Data to process

^^^^

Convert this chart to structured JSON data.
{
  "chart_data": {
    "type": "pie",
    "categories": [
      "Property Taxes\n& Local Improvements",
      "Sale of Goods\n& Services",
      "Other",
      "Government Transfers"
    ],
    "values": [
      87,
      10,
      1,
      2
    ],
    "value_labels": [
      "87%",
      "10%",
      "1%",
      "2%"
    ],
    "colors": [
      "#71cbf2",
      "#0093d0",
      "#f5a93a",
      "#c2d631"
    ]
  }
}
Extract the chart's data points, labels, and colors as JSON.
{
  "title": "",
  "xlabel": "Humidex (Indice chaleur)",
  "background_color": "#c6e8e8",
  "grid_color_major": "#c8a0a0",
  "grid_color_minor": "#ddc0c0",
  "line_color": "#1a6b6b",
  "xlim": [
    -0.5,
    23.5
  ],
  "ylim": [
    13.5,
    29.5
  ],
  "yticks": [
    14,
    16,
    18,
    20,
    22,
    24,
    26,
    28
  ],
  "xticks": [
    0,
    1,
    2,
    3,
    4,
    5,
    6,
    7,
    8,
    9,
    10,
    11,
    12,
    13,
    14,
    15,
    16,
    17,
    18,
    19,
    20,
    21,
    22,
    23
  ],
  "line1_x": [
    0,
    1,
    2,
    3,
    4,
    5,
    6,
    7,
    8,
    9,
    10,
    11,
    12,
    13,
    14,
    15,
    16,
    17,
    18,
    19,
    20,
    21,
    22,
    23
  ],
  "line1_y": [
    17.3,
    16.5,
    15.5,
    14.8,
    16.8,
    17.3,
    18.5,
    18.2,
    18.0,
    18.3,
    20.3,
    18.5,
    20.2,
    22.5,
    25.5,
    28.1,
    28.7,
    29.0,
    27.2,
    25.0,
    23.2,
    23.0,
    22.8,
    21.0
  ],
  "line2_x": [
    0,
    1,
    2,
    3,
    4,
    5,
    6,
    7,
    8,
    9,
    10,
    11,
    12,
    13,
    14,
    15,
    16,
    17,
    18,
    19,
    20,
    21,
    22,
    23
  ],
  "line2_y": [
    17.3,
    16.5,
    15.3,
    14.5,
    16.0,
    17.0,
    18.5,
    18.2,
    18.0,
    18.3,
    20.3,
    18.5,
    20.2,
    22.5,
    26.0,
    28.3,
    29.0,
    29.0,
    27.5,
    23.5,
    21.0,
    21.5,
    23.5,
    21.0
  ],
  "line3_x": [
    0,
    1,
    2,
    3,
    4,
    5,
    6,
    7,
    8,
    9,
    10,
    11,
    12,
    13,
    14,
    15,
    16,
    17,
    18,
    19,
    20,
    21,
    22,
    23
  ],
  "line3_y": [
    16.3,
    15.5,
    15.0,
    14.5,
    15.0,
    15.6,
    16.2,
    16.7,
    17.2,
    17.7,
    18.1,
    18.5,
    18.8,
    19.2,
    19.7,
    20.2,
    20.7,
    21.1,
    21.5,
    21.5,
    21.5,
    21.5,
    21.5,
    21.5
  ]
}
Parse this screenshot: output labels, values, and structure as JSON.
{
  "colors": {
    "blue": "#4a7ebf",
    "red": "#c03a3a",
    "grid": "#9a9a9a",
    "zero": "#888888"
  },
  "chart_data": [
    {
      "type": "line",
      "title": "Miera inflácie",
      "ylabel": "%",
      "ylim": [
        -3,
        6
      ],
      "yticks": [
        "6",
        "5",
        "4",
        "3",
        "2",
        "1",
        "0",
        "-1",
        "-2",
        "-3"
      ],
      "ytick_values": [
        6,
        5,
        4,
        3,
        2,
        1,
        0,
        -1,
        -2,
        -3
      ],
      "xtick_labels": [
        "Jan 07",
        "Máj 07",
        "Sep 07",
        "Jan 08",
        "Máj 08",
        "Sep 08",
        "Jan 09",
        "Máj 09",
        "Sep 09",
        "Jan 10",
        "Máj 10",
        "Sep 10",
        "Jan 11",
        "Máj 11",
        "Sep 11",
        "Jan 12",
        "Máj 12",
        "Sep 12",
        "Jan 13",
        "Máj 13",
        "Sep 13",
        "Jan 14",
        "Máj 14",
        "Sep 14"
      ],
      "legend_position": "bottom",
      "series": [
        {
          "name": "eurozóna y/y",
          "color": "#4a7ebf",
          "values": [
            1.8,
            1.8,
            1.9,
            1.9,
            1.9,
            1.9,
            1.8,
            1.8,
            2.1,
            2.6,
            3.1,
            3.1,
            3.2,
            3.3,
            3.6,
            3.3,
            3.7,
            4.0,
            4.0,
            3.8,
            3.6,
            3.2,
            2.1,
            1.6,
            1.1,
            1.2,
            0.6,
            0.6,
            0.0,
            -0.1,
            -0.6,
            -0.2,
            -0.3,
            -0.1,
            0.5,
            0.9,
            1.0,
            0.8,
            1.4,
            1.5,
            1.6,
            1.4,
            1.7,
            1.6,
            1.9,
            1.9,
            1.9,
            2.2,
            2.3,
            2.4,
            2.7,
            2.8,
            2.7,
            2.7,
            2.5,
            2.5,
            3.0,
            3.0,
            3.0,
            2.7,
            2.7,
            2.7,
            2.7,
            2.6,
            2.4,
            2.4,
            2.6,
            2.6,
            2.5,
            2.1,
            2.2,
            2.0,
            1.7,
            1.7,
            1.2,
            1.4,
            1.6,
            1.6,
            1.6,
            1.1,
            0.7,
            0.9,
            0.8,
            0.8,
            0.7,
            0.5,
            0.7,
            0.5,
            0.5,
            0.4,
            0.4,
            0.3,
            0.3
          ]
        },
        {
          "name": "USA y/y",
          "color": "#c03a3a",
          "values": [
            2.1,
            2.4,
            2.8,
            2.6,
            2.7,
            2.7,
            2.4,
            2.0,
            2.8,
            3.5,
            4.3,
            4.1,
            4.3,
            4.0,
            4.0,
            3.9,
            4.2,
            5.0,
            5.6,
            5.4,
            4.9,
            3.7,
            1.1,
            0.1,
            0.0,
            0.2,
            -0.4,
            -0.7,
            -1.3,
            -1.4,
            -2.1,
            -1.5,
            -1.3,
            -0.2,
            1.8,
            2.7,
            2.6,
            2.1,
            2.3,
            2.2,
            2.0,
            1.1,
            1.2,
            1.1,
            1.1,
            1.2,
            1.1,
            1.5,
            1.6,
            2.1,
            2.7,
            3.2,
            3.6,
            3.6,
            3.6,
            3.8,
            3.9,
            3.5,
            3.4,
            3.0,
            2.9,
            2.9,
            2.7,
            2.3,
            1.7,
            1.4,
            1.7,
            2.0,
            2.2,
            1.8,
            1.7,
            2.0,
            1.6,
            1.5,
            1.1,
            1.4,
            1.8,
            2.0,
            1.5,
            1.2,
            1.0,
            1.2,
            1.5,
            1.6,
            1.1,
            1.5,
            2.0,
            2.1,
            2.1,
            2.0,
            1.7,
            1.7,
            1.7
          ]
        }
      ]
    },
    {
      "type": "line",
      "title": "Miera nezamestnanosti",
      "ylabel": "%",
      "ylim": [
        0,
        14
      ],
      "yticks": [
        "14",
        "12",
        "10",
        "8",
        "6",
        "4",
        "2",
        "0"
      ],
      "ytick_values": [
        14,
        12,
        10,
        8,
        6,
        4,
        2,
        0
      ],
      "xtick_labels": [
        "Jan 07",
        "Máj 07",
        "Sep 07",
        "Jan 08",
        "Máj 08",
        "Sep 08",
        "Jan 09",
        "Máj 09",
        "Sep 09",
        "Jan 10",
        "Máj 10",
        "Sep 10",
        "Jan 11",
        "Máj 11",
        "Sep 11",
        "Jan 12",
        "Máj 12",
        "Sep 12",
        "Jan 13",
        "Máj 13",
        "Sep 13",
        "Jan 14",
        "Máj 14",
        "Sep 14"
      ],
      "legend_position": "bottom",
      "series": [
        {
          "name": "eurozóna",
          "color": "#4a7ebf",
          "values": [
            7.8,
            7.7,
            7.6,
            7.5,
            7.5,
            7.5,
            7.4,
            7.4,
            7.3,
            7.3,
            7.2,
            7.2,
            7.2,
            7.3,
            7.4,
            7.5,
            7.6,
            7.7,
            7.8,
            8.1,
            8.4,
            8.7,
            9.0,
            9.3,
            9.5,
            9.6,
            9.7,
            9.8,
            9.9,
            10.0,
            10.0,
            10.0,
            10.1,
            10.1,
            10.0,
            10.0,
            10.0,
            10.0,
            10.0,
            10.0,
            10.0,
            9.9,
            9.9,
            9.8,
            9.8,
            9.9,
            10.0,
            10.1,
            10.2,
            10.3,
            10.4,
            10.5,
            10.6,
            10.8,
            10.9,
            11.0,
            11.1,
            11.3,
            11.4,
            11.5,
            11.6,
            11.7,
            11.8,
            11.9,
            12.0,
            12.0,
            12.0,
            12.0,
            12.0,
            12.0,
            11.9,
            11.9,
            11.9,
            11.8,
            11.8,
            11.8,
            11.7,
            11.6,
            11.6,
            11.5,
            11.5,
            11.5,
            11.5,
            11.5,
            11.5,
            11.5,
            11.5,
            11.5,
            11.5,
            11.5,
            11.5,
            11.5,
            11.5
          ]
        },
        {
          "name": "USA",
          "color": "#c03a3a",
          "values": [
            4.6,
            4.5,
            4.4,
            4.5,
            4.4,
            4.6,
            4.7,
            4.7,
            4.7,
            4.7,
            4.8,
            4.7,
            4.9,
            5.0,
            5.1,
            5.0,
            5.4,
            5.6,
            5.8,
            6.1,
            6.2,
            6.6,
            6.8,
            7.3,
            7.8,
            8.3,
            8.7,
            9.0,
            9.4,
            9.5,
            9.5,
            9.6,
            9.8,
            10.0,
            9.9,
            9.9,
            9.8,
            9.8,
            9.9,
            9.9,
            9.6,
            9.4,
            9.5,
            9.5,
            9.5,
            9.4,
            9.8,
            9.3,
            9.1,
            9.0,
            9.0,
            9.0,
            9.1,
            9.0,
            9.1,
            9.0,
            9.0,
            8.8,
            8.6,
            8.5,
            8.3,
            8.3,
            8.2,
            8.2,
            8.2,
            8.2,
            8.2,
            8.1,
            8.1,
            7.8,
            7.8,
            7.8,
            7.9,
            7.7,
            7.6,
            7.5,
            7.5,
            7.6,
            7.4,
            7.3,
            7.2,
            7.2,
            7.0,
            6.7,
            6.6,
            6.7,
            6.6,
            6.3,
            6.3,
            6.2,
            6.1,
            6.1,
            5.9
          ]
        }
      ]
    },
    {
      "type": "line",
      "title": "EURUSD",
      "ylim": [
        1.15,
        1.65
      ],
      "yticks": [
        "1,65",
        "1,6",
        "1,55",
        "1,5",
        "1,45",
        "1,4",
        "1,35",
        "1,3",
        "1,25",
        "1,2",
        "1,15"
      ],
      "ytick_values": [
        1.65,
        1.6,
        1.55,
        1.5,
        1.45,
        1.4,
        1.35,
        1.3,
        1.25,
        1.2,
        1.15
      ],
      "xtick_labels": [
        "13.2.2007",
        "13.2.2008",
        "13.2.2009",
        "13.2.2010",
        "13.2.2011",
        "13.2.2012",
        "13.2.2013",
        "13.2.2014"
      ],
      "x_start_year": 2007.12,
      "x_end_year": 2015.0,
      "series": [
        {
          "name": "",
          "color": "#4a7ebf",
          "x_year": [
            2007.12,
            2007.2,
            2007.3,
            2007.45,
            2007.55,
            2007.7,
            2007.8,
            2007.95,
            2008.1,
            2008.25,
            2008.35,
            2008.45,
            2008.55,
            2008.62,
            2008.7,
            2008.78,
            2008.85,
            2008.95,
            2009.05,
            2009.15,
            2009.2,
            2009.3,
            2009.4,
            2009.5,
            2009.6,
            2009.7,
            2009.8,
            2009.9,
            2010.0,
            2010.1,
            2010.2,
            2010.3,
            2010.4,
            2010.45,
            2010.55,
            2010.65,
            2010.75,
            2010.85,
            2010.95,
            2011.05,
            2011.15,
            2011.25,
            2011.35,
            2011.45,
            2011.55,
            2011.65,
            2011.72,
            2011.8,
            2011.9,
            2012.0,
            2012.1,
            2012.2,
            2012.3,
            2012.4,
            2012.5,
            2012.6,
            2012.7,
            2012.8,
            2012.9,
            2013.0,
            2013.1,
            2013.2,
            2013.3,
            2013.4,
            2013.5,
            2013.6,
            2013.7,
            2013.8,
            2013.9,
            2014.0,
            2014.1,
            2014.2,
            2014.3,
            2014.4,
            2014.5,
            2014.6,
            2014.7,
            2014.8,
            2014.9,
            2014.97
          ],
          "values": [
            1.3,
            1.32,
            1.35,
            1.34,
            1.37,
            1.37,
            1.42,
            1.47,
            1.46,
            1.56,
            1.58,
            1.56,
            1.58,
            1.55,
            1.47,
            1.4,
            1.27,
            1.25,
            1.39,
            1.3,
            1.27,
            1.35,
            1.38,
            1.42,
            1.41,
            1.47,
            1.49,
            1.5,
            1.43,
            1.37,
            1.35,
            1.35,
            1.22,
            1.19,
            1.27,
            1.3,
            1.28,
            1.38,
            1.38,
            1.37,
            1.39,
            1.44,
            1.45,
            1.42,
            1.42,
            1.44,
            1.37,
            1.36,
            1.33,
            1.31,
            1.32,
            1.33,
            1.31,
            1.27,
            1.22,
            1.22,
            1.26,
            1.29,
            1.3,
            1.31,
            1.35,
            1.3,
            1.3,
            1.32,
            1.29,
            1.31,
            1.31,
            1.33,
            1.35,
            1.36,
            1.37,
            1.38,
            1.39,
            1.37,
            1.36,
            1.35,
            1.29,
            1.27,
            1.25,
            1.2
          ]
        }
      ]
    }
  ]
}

^^^^

What you should do
Lines that include the word "Miera" are to be extracted from the data above.

Solution for this task
      "title": "Miera inflácie",
      "title": "Miera nezamestnanosti",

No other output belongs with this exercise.